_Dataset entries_
[BEGIN]

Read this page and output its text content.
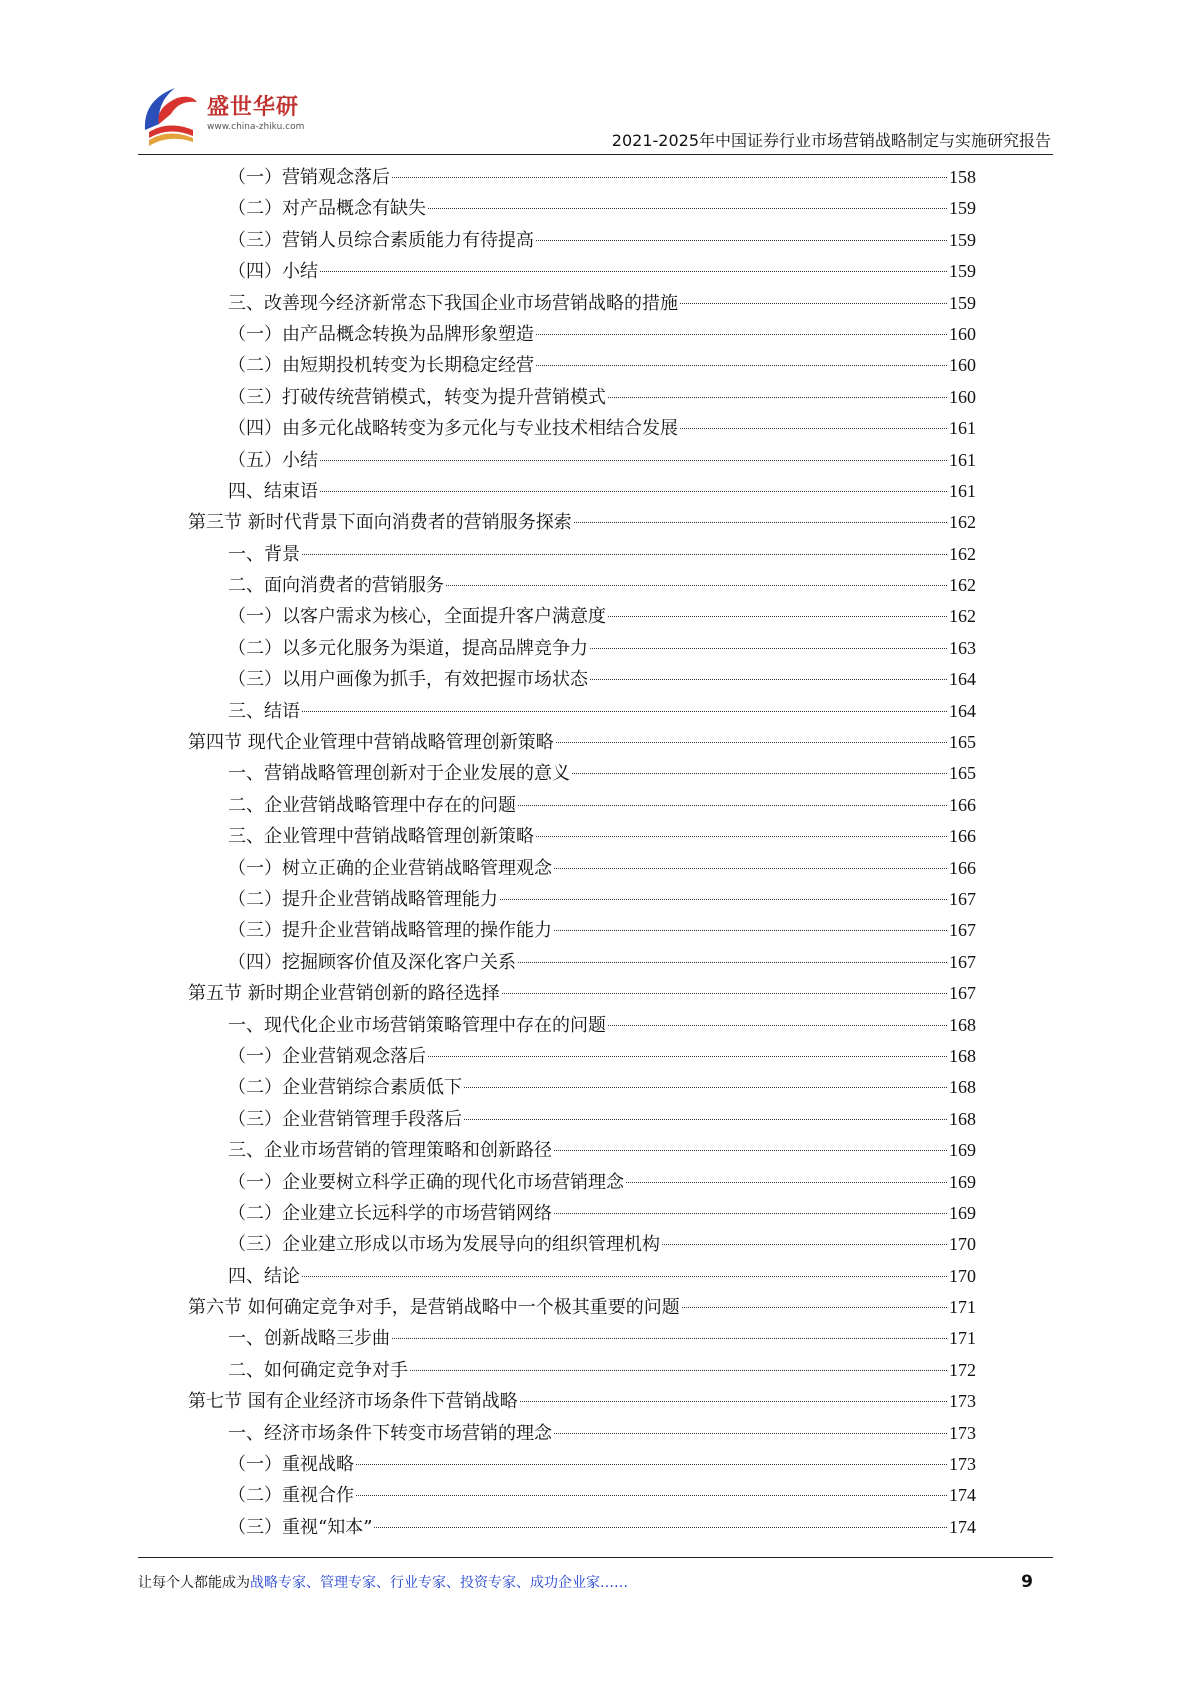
盛世华研
www.china-zhiku.com
2021-2025年中国证券行业市场营销战略制定与实施研究报告
（一）营销观念落后	158
（二）对产品概念有缺失	159
（三）营销人员综合素质能力有待提高	159
（四）小结	159
三、改善现今经济新常态下我国企业市场营销战略的措施	159
（一）由产品概念转换为品牌形象塑造	160
（二）由短期投机转变为长期稳定经营	160
（三）打破传统营销模式，转变为提升营销模式	160
（四）由多元化战略转变为多元化与专业技术相结合发展	161
（五）小结	161
四、结束语	161
第三节 新时代背景下面向消费者的营销服务探索	162
一、背景	162
二、面向消费者的营销服务	162
（一）以客户需求为核心，全面提升客户满意度	162
（二）以多元化服务为渠道，提高品牌竞争力	163
（三）以用户画像为抓手，有效把握市场状态	164
三、结语	164
第四节 现代企业管理中营销战略管理创新策略	165
一、营销战略管理创新对于企业发展的意义	165
二、企业营销战略管理中存在的问题	166
三、企业管理中营销战略管理创新策略	166
（一）树立正确的企业营销战略管理观念	166
（二）提升企业营销战略管理能力	167
（三）提升企业营销战略管理的操作能力	167
（四）挖掘顾客价值及深化客户关系	167
第五节 新时期企业营销创新的路径选择	167
一、现代化企业市场营销策略管理中存在的问题	168
（一）企业营销观念落后	168
（二）企业营销综合素质低下	168
（三）企业营销管理手段落后	168
三、企业市场营销的管理策略和创新路径	169
（一）企业要树立科学正确的现代化市场营销理念	169
（二）企业建立长远科学的市场营销网络	169
（三）企业建立形成以市场为发展导向的组织管理机构	170
四、结论	170
第六节 如何确定竞争对手，是营销战略中一个极其重要的问题	171
一、创新战略三步曲	171
二、如何确定竞争对手	172
第七节 国有企业经济市场条件下营销战略	173
一、经济市场条件下转变市场营销的理念	173
（一）重视战略	173
（二）重视合作	174
（三）重视“知本”	174
让每个人都能成为战略专家、管理专家、行业专家、投资专家、成功企业家……	9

[END]

_WORK INSTRUCTIONS_
Find every line above that contains the word "如何确定竞争对手", and return each one.

_RESPONSE TO THIS EXERCISE_
第六节 如何确定竞争对手，是营销战略中一个极其重要的问题	171
二、如何确定竞争对手	172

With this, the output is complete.